━━ STORED RECORDS ━━

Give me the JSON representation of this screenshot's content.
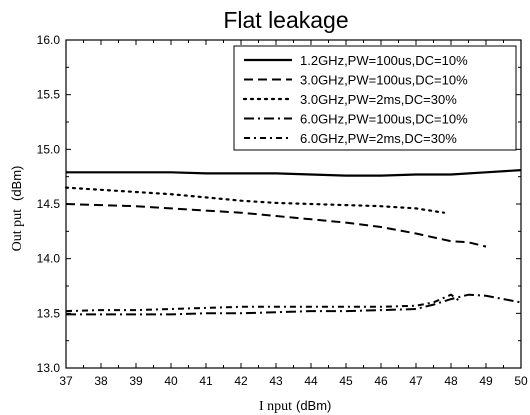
{
  "chart_data": {
    "type": "line",
    "title": "Flat leakage",
    "xlabel": "I nput",
    "xunit": "(dBm)",
    "ylabel": "Out put",
    "yunit": "(dBm)",
    "xlim": [
      37,
      50
    ],
    "ylim": [
      13.0,
      16.0
    ],
    "xticks": [
      37,
      38,
      39,
      40,
      41,
      42,
      43,
      44,
      45,
      46,
      47,
      48,
      49,
      50
    ],
    "yticks": [
      "13.0",
      "13.5",
      "14.0",
      "14.5",
      "15.0",
      "15.5",
      "16.0"
    ],
    "grid": false,
    "legend_position": "top-right",
    "series": [
      {
        "name": "1.2GHz,PW=100us,DC=10%",
        "style": "solid",
        "x": [
          37,
          38,
          39,
          40,
          41,
          42,
          43,
          44,
          45,
          46,
          47,
          48,
          49,
          50
        ],
        "y": [
          14.79,
          14.79,
          14.79,
          14.79,
          14.78,
          14.78,
          14.78,
          14.77,
          14.76,
          14.76,
          14.77,
          14.77,
          14.79,
          14.81
        ]
      },
      {
        "name": "3.0GHz,PW=100us,DC=10%",
        "style": "dash",
        "x": [
          37,
          38,
          39,
          40,
          41,
          42,
          43,
          44,
          45,
          46,
          47,
          48,
          48.5,
          49
        ],
        "y": [
          14.5,
          14.49,
          14.48,
          14.46,
          14.44,
          14.42,
          14.39,
          14.36,
          14.33,
          14.29,
          14.23,
          14.16,
          14.15,
          14.11
        ]
      },
      {
        "name": "3.0GHz,PW=2ms,DC=30%",
        "style": "dot",
        "x": [
          37,
          38,
          39,
          40,
          41,
          42,
          43,
          44,
          45,
          46,
          47,
          47.8
        ],
        "y": [
          14.65,
          14.63,
          14.61,
          14.59,
          14.56,
          14.53,
          14.51,
          14.5,
          14.49,
          14.48,
          14.46,
          14.42
        ]
      },
      {
        "name": "6.0GHz,PW=100us,DC=10%",
        "style": "dashdot",
        "x": [
          37,
          38,
          39,
          40,
          41,
          42,
          43,
          44,
          45,
          46,
          47,
          47.5,
          48,
          48.5,
          49,
          50
        ],
        "y": [
          13.49,
          13.49,
          13.49,
          13.49,
          13.5,
          13.5,
          13.51,
          13.52,
          13.52,
          13.53,
          13.54,
          13.58,
          13.63,
          13.67,
          13.66,
          13.6
        ]
      },
      {
        "name": "6.0GHz,PW=2ms,DC=30%",
        "style": "dashdotshort",
        "x": [
          37,
          38,
          39,
          40,
          41,
          42,
          43,
          44,
          45,
          46,
          47,
          47.5,
          48,
          48.3
        ],
        "y": [
          13.52,
          13.53,
          13.53,
          13.54,
          13.55,
          13.56,
          13.56,
          13.56,
          13.56,
          13.56,
          13.57,
          13.6,
          13.67,
          13.6
        ]
      }
    ]
  }
}
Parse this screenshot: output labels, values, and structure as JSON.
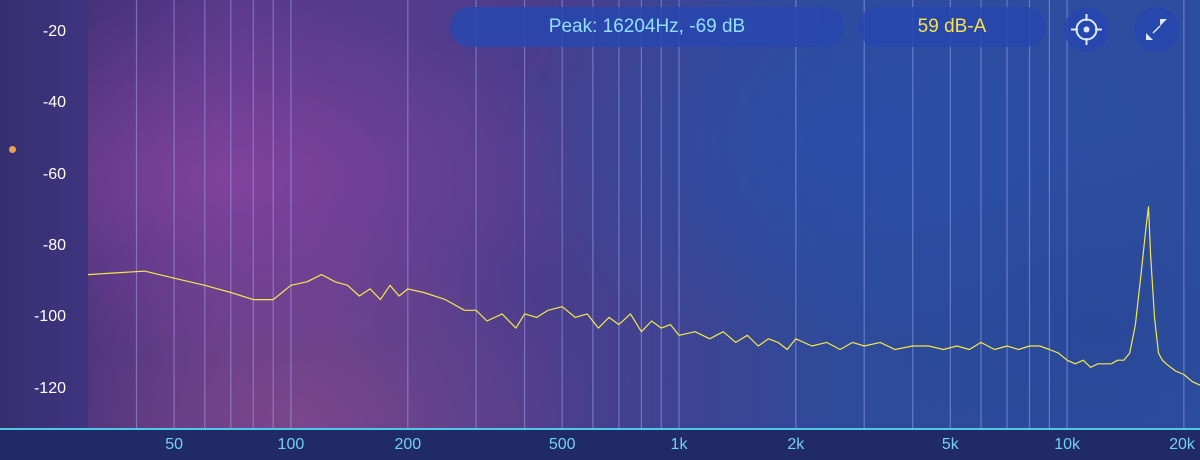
{
  "header": {
    "peak_text": "Peak: 16204Hz, -69 dB",
    "level_text": "59 dB-A",
    "target_button_icon": "crosshair-icon",
    "expand_button_icon": "collapse-icon"
  },
  "colors": {
    "trace": "#f3e84a",
    "axis_label": "#74d0f0",
    "peak_text": "#8fe0ff",
    "level_text": "#f6e04d",
    "marker": "#e6a24a"
  },
  "chart_data": {
    "type": "line",
    "x_scale": "log",
    "xlim": [
      30,
      22000
    ],
    "ylim": [
      -131,
      -11
    ],
    "y_ticks": [
      -20,
      -40,
      -60,
      -80,
      -100,
      -120
    ],
    "y_tick_labels": [
      "-20",
      "-40",
      "-60",
      "-80",
      "-100",
      "-120"
    ],
    "x_ticks": [
      50,
      100,
      200,
      500,
      1000,
      2000,
      5000,
      10000,
      20000
    ],
    "x_tick_labels": [
      "50",
      "100",
      "200",
      "500",
      "1k",
      "2k",
      "5k",
      "10k",
      "20k"
    ],
    "grid_x": [
      40,
      50,
      60,
      70,
      80,
      90,
      100,
      200,
      300,
      400,
      500,
      600,
      700,
      800,
      900,
      1000,
      2000,
      3000,
      4000,
      5000,
      6000,
      7000,
      8000,
      9000,
      10000,
      20000
    ],
    "series": [
      {
        "x": [
          30,
          42,
          50,
          60,
          70,
          80,
          90,
          100,
          110,
          120,
          130,
          140,
          150,
          160,
          170,
          180,
          190,
          200,
          220,
          250,
          280,
          300,
          320,
          350,
          380,
          400,
          430,
          460,
          500,
          540,
          580,
          620,
          660,
          700,
          750,
          800,
          850,
          900,
          950,
          1000,
          1100,
          1200,
          1300,
          1400,
          1500,
          1600,
          1700,
          1800,
          1900,
          2000,
          2200,
          2400,
          2600,
          2800,
          3000,
          3300,
          3600,
          4000,
          4400,
          4800,
          5200,
          5600,
          6000,
          6500,
          7000,
          7500,
          8000,
          8500,
          9000,
          9500,
          10000,
          10500,
          11000,
          11500,
          12000,
          12500,
          13000,
          13500,
          14000,
          14500,
          15000,
          15500,
          16000,
          16204,
          16400,
          16800,
          17200,
          17600,
          18000,
          19000,
          20000,
          21000,
          22000
        ],
        "y": [
          -88,
          -87,
          -89,
          -91,
          -93,
          -95,
          -95,
          -91,
          -90,
          -88,
          -90,
          -91,
          -94,
          -92,
          -95,
          -91,
          -94,
          -92,
          -93,
          -95,
          -98,
          -98,
          -101,
          -99,
          -103,
          -99,
          -100,
          -98,
          -97,
          -100,
          -99,
          -103,
          -100,
          -102,
          -99,
          -104,
          -101,
          -103,
          -102,
          -105,
          -104,
          -106,
          -104,
          -107,
          -105,
          -108,
          -106,
          -107,
          -109,
          -106,
          -108,
          -107,
          -109,
          -107,
          -108,
          -107,
          -109,
          -108,
          -108,
          -109,
          -108,
          -109,
          -107,
          -109,
          -108,
          -109,
          -108,
          -108,
          -109,
          -110,
          -112,
          -113,
          -112,
          -114,
          -113,
          -113,
          -113,
          -112,
          -112,
          -110,
          -102,
          -88,
          -74,
          -69,
          -82,
          -100,
          -110,
          -112,
          -113,
          -115,
          -116,
          -118,
          -119
        ]
      }
    ]
  }
}
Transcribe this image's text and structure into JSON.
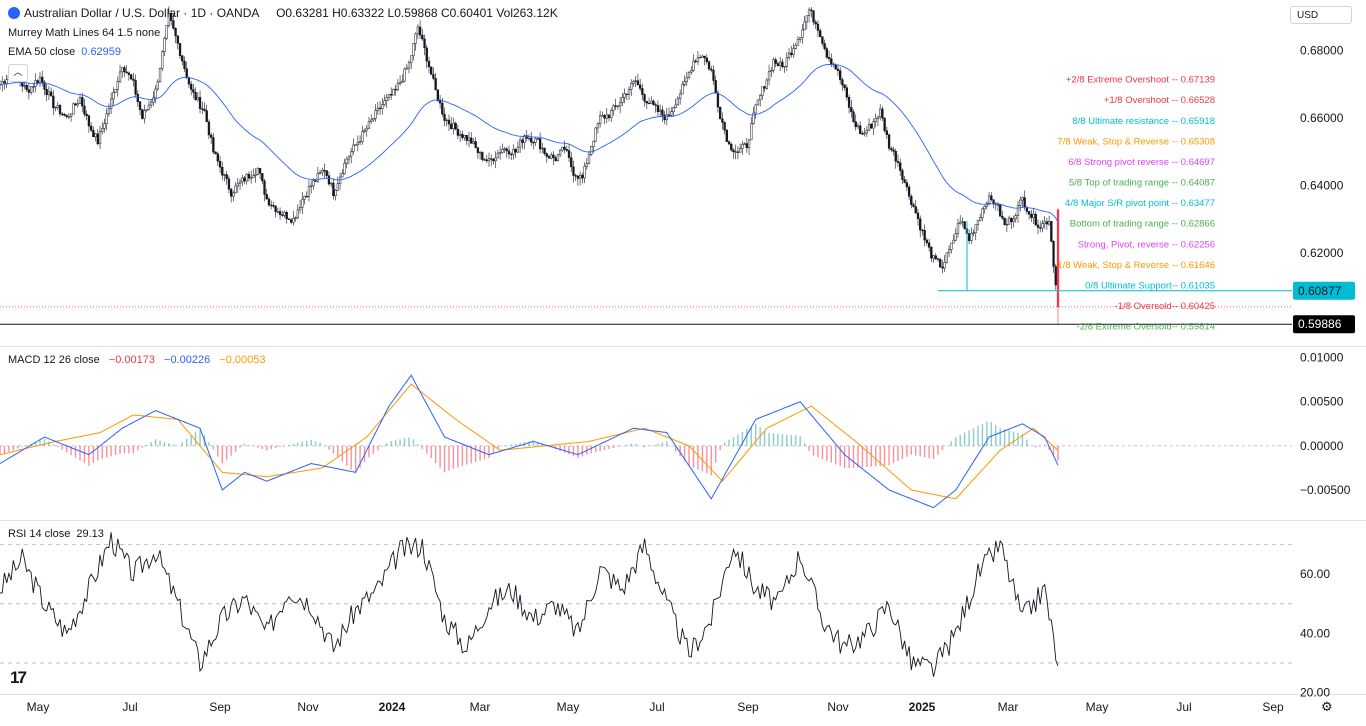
{
  "header": {
    "symbol": "Australian Dollar / U.S. Dollar · 1D · OANDA",
    "open": "O0.63281",
    "high": "H0.63322",
    "low": "L0.59868",
    "close": "C0.60401",
    "vol": "Vol263.12K",
    "indicator1": "Murrey Math Lines 64 1.5 none",
    "ema_label": "EMA 50 close",
    "ema_value": "0.62959",
    "currency": "USD"
  },
  "macd_legend": {
    "label": "MACD 12 26 close",
    "v1": "−0.00173",
    "v2": "−0.00226",
    "v3": "−0.00053"
  },
  "rsi_legend": {
    "label": "RSI 14 close",
    "value": "29.13"
  },
  "colors": {
    "up": "#26a69a",
    "down": "#f23645",
    "candle": "#131722",
    "ema": "#2962ff",
    "macd": "#2962ff",
    "signal": "#ff9800"
  },
  "chart_data": [
    {
      "type": "candlestick",
      "ylim": [
        0.5924,
        0.695
      ],
      "yticks": [
        "0.68000",
        "0.66000",
        "0.64000",
        "0.62000"
      ],
      "ytick_values": [
        0.68,
        0.66,
        0.64,
        0.62
      ],
      "price_badges": [
        {
          "label": "0.60877",
          "value": 0.60877,
          "color": "#00bcd4"
        },
        {
          "label": "0.59886",
          "value": 0.59886,
          "color": "#000000"
        }
      ],
      "close_path": [
        [
          0,
          0.67
        ],
        [
          6,
          0.674
        ],
        [
          12,
          0.668
        ],
        [
          18,
          0.672
        ],
        [
          24,
          0.664
        ],
        [
          30,
          0.66
        ],
        [
          36,
          0.666
        ],
        [
          40,
          0.658
        ],
        [
          44,
          0.653
        ],
        [
          50,
          0.665
        ],
        [
          55,
          0.676
        ],
        [
          60,
          0.67
        ],
        [
          64,
          0.66
        ],
        [
          70,
          0.668
        ],
        [
          76,
          0.69
        ],
        [
          80,
          0.682
        ],
        [
          86,
          0.668
        ],
        [
          92,
          0.662
        ],
        [
          96,
          0.65
        ],
        [
          100,
          0.644
        ],
        [
          104,
          0.638
        ],
        [
          110,
          0.642
        ],
        [
          116,
          0.645
        ],
        [
          120,
          0.636
        ],
        [
          126,
          0.632
        ],
        [
          132,
          0.63
        ],
        [
          136,
          0.636
        ],
        [
          140,
          0.64
        ],
        [
          146,
          0.645
        ],
        [
          150,
          0.638
        ],
        [
          156,
          0.648
        ],
        [
          160,
          0.652
        ],
        [
          166,
          0.658
        ],
        [
          172,
          0.664
        ],
        [
          178,
          0.668
        ],
        [
          184,
          0.676
        ],
        [
          188,
          0.687
        ],
        [
          192,
          0.678
        ],
        [
          196,
          0.668
        ],
        [
          200,
          0.66
        ],
        [
          206,
          0.656
        ],
        [
          212,
          0.653
        ],
        [
          216,
          0.649
        ],
        [
          220,
          0.647
        ],
        [
          226,
          0.651
        ],
        [
          232,
          0.65
        ],
        [
          236,
          0.655
        ],
        [
          242,
          0.653
        ],
        [
          246,
          0.649
        ],
        [
          250,
          0.648
        ],
        [
          254,
          0.651
        ],
        [
          258,
          0.644
        ],
        [
          262,
          0.642
        ],
        [
          266,
          0.652
        ],
        [
          270,
          0.66
        ],
        [
          274,
          0.661
        ],
        [
          278,
          0.664
        ],
        [
          282,
          0.668
        ],
        [
          286,
          0.671
        ],
        [
          290,
          0.666
        ],
        [
          296,
          0.662
        ],
        [
          300,
          0.66
        ],
        [
          304,
          0.665
        ],
        [
          308,
          0.67
        ],
        [
          312,
          0.677
        ],
        [
          316,
          0.679
        ],
        [
          320,
          0.674
        ],
        [
          324,
          0.661
        ],
        [
          328,
          0.652
        ],
        [
          332,
          0.65
        ],
        [
          336,
          0.652
        ],
        [
          340,
          0.663
        ],
        [
          344,
          0.67
        ],
        [
          348,
          0.677
        ],
        [
          352,
          0.675
        ],
        [
          356,
          0.68
        ],
        [
          360,
          0.685
        ],
        [
          364,
          0.692
        ],
        [
          368,
          0.687
        ],
        [
          372,
          0.679
        ],
        [
          376,
          0.675
        ],
        [
          380,
          0.668
        ],
        [
          384,
          0.659
        ],
        [
          388,
          0.655
        ],
        [
          392,
          0.658
        ],
        [
          396,
          0.662
        ],
        [
          400,
          0.652
        ],
        [
          404,
          0.647
        ],
        [
          408,
          0.639
        ],
        [
          412,
          0.632
        ],
        [
          416,
          0.624
        ],
        [
          420,
          0.618
        ],
        [
          424,
          0.616
        ],
        [
          428,
          0.622
        ],
        [
          432,
          0.63
        ],
        [
          436,
          0.624
        ],
        [
          440,
          0.63
        ],
        [
          444,
          0.636
        ],
        [
          448,
          0.635
        ],
        [
          452,
          0.628
        ],
        [
          456,
          0.631
        ],
        [
          460,
          0.636
        ],
        [
          464,
          0.631
        ],
        [
          468,
          0.628
        ],
        [
          472,
          0.63
        ],
        [
          476,
          0.604
        ]
      ],
      "murrey_lines": [
        {
          "label": "+2/8 Extreme Overshoot --",
          "value": "0.67139",
          "level": 0.67139,
          "color": "#f23645"
        },
        {
          "label": "+1/8 Overshoot --",
          "value": "0.66528",
          "level": 0.66528,
          "color": "#f23645"
        },
        {
          "label": "8/8 Ultimate resistance --",
          "value": "0.65918",
          "level": 0.65918,
          "color": "#00bcd4"
        },
        {
          "label": "7/8 Weak, Stop & Reverse --",
          "value": "0.65308",
          "level": 0.65308,
          "color": "#ff9800"
        },
        {
          "label": "6/8 Strong pivot reverse --",
          "value": "0.64697",
          "level": 0.64697,
          "color": "#e040fb"
        },
        {
          "label": "5/8 Top of trading range --",
          "value": "0.64087",
          "level": 0.64087,
          "color": "#4caf50"
        },
        {
          "label": "4/8 Major S/R pivot point --",
          "value": "0.63477",
          "level": 0.63477,
          "color": "#00bcd4"
        },
        {
          "label": "Bottom of trading range --",
          "value": "0.62866",
          "level": 0.62866,
          "color": "#4caf50"
        },
        {
          "label": "Strong, Pivot, reverse --",
          "value": "0.62256",
          "level": 0.62256,
          "color": "#e040fb"
        },
        {
          "label": "1/8 Weak, Stop & Reverse --",
          "value": "0.61646",
          "level": 0.61646,
          "color": "#ff9800"
        },
        {
          "label": "0/8 Ultimate Support--",
          "value": "0.61035",
          "level": 0.61035,
          "color": "#00bcd4"
        },
        {
          "label": "-1/8 Oversold--",
          "value": "0.60425",
          "level": 0.60425,
          "color": "#f23645"
        },
        {
          "label": "-2/8 Extreme Oversold--",
          "value": "0.59814",
          "level": 0.59814,
          "color": "#4caf50"
        }
      ]
    },
    {
      "type": "line",
      "ylim": [
        -0.0084,
        0.0112
      ],
      "yticks": [
        "0.01000",
        "0.00500",
        "0.00000",
        "−0.00500"
      ],
      "ytick_values": [
        0.01,
        0.005,
        0.0,
        -0.005
      ],
      "macd": [
        [
          0,
          -0.002
        ],
        [
          20,
          0.001
        ],
        [
          40,
          -0.001
        ],
        [
          55,
          0.002
        ],
        [
          70,
          0.004
        ],
        [
          90,
          0.002
        ],
        [
          100,
          -0.005
        ],
        [
          110,
          -0.003
        ],
        [
          120,
          -0.004
        ],
        [
          140,
          -0.002
        ],
        [
          160,
          -0.003
        ],
        [
          175,
          0.0045
        ],
        [
          185,
          0.008
        ],
        [
          200,
          0.001
        ],
        [
          220,
          -0.001
        ],
        [
          240,
          0.0005
        ],
        [
          260,
          -0.001
        ],
        [
          285,
          0.002
        ],
        [
          300,
          0.0015
        ],
        [
          320,
          -0.006
        ],
        [
          340,
          0.003
        ],
        [
          360,
          0.005
        ],
        [
          380,
          -0.001
        ],
        [
          400,
          -0.005
        ],
        [
          420,
          -0.007
        ],
        [
          430,
          -0.005
        ],
        [
          445,
          0.001
        ],
        [
          460,
          0.0025
        ],
        [
          470,
          0.001
        ],
        [
          476,
          -0.0022
        ]
      ],
      "signal": [
        [
          0,
          -0.001
        ],
        [
          25,
          0.0005
        ],
        [
          45,
          0.0015
        ],
        [
          60,
          0.0035
        ],
        [
          80,
          0.003
        ],
        [
          100,
          -0.003
        ],
        [
          120,
          -0.0035
        ],
        [
          145,
          -0.0025
        ],
        [
          165,
          0.001
        ],
        [
          185,
          0.007
        ],
        [
          205,
          0.003
        ],
        [
          225,
          -0.0005
        ],
        [
          245,
          0.0
        ],
        [
          265,
          0.0005
        ],
        [
          290,
          0.002
        ],
        [
          310,
          0.0
        ],
        [
          325,
          -0.004
        ],
        [
          345,
          0.002
        ],
        [
          365,
          0.0045
        ],
        [
          385,
          0.0005
        ],
        [
          410,
          -0.005
        ],
        [
          430,
          -0.006
        ],
        [
          450,
          -0.0005
        ],
        [
          465,
          0.002
        ],
        [
          476,
          -0.0005
        ]
      ]
    },
    {
      "type": "line",
      "ylim": [
        19.5,
        78
      ],
      "yticks": [
        "60.00",
        "40.00",
        "20.00"
      ],
      "ytick_values": [
        60,
        40,
        20
      ],
      "bands": [
        70,
        50,
        30
      ],
      "rsi": [
        [
          0,
          55
        ],
        [
          10,
          65
        ],
        [
          20,
          50
        ],
        [
          30,
          40
        ],
        [
          40,
          55
        ],
        [
          50,
          72
        ],
        [
          60,
          60
        ],
        [
          70,
          68
        ],
        [
          80,
          50
        ],
        [
          90,
          30
        ],
        [
          100,
          45
        ],
        [
          110,
          52
        ],
        [
          120,
          40
        ],
        [
          130,
          55
        ],
        [
          140,
          50
        ],
        [
          150,
          35
        ],
        [
          160,
          48
        ],
        [
          170,
          55
        ],
        [
          180,
          68
        ],
        [
          190,
          70
        ],
        [
          200,
          45
        ],
        [
          210,
          35
        ],
        [
          220,
          50
        ],
        [
          230,
          55
        ],
        [
          240,
          45
        ],
        [
          250,
          50
        ],
        [
          260,
          40
        ],
        [
          270,
          62
        ],
        [
          280,
          55
        ],
        [
          290,
          70
        ],
        [
          300,
          50
        ],
        [
          310,
          33
        ],
        [
          320,
          45
        ],
        [
          330,
          70
        ],
        [
          340,
          55
        ],
        [
          350,
          50
        ],
        [
          360,
          67
        ],
        [
          370,
          45
        ],
        [
          380,
          35
        ],
        [
          390,
          40
        ],
        [
          400,
          50
        ],
        [
          410,
          30
        ],
        [
          420,
          28
        ],
        [
          430,
          40
        ],
        [
          440,
          60
        ],
        [
          450,
          70
        ],
        [
          460,
          45
        ],
        [
          470,
          55
        ],
        [
          476,
          29
        ]
      ]
    }
  ],
  "xaxis": {
    "labels": [
      "May",
      "Jul",
      "Sep",
      "Nov",
      "2024",
      "Mar",
      "May",
      "Jul",
      "Sep",
      "Nov",
      "2025",
      "Mar",
      "May",
      "Jul",
      "Sep"
    ],
    "bold": [
      false,
      false,
      false,
      false,
      true,
      false,
      false,
      false,
      false,
      false,
      true,
      false,
      false,
      false,
      false
    ]
  }
}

━━━

* YOUR OBJECTIVE:
In how many lines of the data does the string "screenshot" appear? Give only the number.

* SOLUTION:
2